[Dataset excerpts]
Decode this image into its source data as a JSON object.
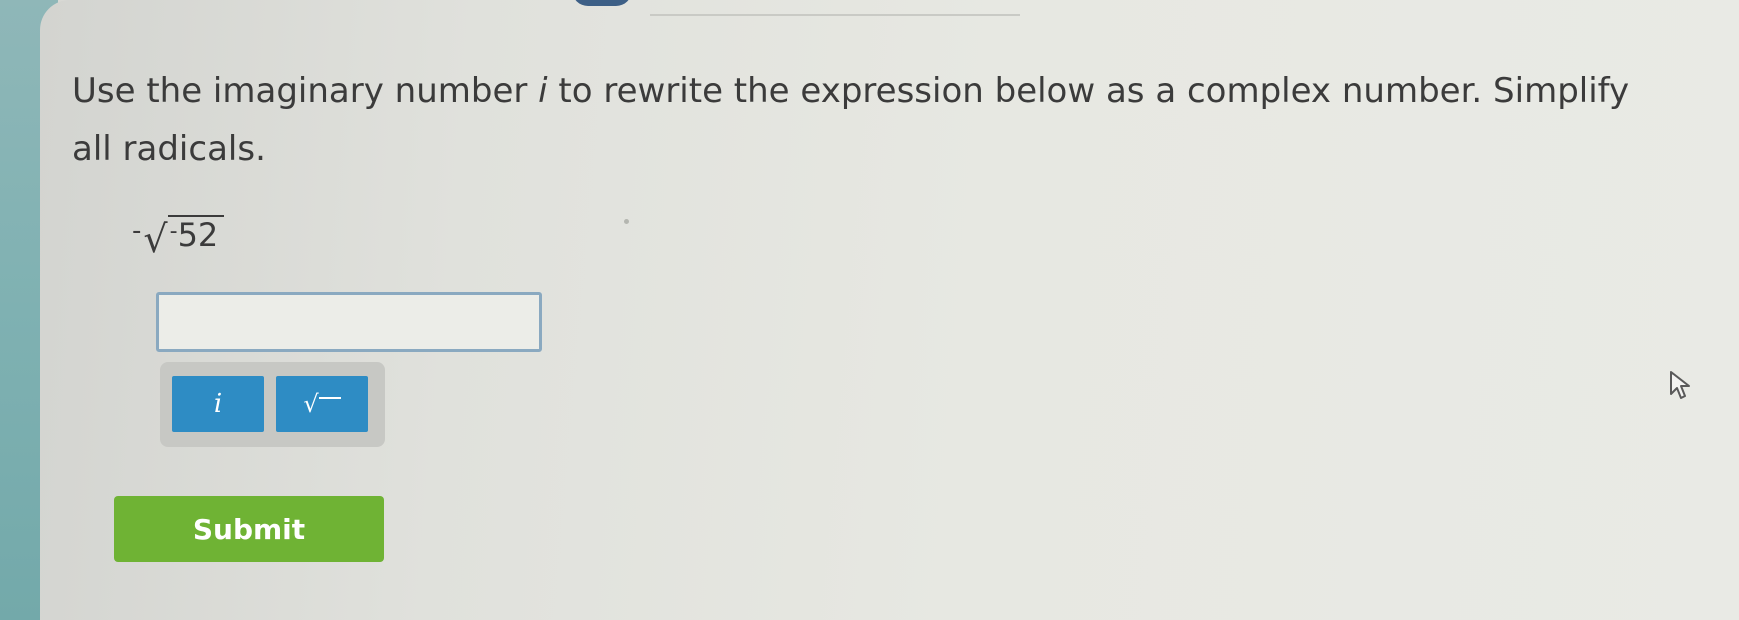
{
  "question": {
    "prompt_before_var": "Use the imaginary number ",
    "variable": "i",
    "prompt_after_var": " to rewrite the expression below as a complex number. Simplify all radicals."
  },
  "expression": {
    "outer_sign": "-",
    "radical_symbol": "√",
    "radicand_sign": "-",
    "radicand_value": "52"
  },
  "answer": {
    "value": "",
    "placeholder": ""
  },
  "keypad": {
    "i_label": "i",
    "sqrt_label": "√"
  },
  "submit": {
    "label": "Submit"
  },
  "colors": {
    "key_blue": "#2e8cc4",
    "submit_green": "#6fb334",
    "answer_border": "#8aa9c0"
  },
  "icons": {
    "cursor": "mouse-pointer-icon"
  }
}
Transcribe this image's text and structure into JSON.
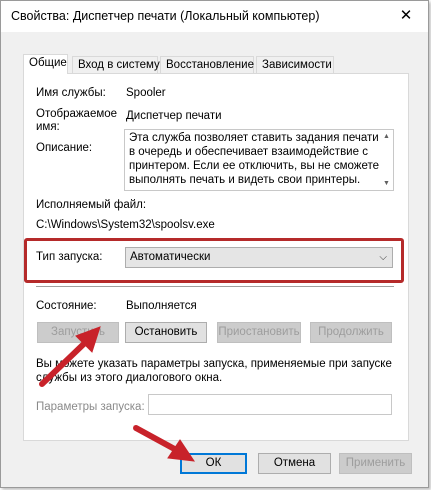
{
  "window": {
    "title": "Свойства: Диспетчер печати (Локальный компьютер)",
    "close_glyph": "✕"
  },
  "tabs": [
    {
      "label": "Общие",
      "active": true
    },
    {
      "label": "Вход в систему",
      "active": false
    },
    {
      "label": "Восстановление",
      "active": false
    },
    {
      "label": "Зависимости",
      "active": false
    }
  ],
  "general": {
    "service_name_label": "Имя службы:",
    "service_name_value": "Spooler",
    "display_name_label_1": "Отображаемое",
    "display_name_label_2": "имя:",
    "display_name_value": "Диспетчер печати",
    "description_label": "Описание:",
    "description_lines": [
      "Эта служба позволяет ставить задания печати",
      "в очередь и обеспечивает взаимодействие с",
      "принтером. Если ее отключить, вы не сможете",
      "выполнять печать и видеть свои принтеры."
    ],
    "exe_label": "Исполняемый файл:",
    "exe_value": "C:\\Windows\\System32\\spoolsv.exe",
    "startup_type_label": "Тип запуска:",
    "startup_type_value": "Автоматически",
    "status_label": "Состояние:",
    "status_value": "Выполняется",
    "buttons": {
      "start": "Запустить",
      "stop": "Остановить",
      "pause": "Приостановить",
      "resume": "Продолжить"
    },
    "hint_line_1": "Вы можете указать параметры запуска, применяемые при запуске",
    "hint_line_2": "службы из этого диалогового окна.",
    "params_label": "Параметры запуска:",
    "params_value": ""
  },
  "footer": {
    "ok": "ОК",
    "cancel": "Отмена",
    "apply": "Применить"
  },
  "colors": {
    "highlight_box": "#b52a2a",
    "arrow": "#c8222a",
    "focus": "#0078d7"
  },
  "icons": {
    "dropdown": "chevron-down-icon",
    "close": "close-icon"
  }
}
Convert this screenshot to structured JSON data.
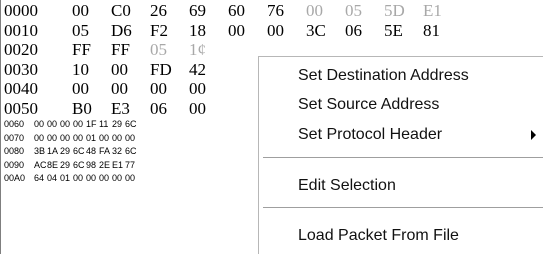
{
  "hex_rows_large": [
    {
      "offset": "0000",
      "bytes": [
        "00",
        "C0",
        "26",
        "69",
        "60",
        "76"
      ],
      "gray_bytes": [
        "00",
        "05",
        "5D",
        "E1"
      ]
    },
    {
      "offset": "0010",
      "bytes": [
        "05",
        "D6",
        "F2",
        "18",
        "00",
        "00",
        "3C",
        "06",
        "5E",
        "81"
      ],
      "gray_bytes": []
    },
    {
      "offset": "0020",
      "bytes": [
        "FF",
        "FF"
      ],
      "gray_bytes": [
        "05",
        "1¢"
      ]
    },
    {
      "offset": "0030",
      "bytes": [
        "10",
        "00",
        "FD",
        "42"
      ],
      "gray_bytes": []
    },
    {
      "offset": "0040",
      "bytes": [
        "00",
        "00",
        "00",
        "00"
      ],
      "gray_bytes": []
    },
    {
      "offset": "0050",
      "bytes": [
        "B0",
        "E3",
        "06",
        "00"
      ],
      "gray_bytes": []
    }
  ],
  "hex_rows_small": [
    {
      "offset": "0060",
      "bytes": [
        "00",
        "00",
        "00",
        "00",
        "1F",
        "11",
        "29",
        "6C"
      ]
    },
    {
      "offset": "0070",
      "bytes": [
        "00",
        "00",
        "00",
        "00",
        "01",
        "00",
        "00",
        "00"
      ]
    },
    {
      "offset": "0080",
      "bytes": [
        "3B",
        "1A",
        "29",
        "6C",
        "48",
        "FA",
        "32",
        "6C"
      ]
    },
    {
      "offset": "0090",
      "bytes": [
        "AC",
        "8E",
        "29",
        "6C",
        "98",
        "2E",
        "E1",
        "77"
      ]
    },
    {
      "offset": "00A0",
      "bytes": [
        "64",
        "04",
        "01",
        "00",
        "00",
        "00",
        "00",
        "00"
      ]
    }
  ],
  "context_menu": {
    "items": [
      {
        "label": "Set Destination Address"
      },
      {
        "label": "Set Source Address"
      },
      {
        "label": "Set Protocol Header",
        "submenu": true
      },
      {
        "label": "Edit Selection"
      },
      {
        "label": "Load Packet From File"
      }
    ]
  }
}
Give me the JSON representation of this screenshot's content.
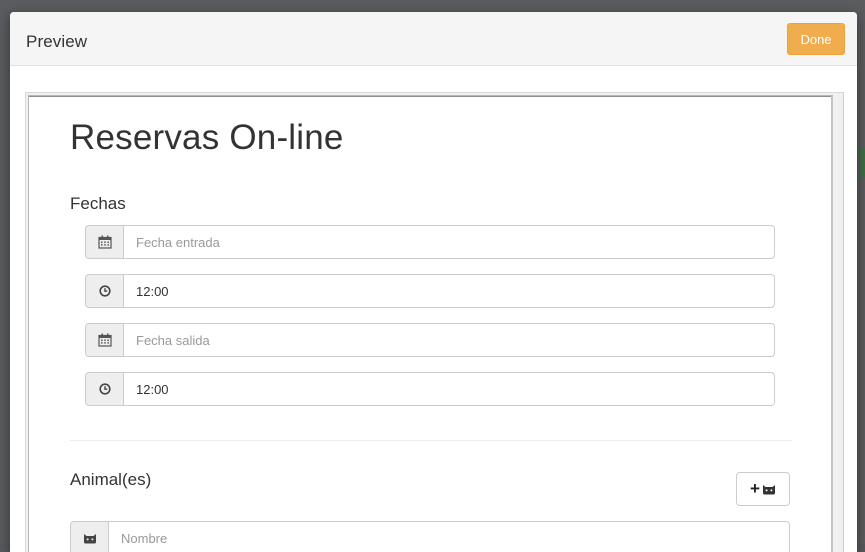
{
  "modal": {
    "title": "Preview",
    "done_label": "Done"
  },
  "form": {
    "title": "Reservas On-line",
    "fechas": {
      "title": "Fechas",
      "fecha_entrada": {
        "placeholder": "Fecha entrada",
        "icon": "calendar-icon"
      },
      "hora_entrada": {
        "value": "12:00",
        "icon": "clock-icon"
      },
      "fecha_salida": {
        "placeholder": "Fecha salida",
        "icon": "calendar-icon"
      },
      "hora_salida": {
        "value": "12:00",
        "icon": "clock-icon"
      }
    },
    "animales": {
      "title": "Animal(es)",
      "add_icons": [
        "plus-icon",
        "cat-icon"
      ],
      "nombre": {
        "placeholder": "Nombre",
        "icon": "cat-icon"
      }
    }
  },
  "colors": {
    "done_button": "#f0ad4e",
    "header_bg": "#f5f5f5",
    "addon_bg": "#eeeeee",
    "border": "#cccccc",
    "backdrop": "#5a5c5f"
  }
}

• **Given instruction**:
Copy each line above where the string "offset" occurs.

• **Result of this task**:
      "offset": "0000",
      "offset": "0010",
      "offset": "0020",
      "offset": "0030",
      "offset": "0040",
      "offset": "0050",
      "offset": "0060",
      "offset": "0070",
      "offset": "0080",
      "offset": "0090",
      "offset": "00A0",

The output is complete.